=== Material provided ===

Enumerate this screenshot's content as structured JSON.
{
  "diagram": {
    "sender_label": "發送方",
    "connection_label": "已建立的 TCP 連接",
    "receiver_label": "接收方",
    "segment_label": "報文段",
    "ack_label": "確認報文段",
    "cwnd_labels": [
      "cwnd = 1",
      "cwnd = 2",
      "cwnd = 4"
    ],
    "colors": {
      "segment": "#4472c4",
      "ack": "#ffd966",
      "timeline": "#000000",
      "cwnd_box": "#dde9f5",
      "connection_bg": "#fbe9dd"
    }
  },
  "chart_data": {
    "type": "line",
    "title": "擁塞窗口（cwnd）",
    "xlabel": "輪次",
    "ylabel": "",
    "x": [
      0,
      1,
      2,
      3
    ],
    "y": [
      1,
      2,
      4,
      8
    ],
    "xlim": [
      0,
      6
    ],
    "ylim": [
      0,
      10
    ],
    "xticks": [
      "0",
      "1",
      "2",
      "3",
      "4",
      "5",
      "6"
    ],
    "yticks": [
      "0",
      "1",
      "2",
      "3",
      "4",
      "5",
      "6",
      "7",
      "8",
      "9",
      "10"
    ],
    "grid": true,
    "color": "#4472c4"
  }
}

===

The task:
Copy out the whole listing exactly as written.

Answer in full:
Enumerate this screenshot's content as structured JSON.
{
  "diagram": {
    "sender_label": "發送方",
    "connection_label": "已建立的 TCP 連接",
    "receiver_label": "接收方",
    "segment_label": "報文段",
    "ack_label": "確認報文段",
    "cwnd_labels": [
      "cwnd = 1",
      "cwnd = 2",
      "cwnd = 4"
    ],
    "colors": {
      "segment": "#4472c4",
      "ack": "#ffd966",
      "timeline": "#000000",
      "cwnd_box": "#dde9f5",
      "connection_bg": "#fbe9dd"
    }
  },
  "chart_data": {
    "type": "line",
    "title": "擁塞窗口（cwnd）",
    "xlabel": "輪次",
    "ylabel": "",
    "x": [
      0,
      1,
      2,
      3
    ],
    "y": [
      1,
      2,
      4,
      8
    ],
    "xlim": [
      0,
      6
    ],
    "ylim": [
      0,
      10
    ],
    "xticks": [
      "0",
      "1",
      "2",
      "3",
      "4",
      "5",
      "6"
    ],
    "yticks": [
      "0",
      "1",
      "2",
      "3",
      "4",
      "5",
      "6",
      "7",
      "8",
      "9",
      "10"
    ],
    "grid": true,
    "color": "#4472c4"
  }
}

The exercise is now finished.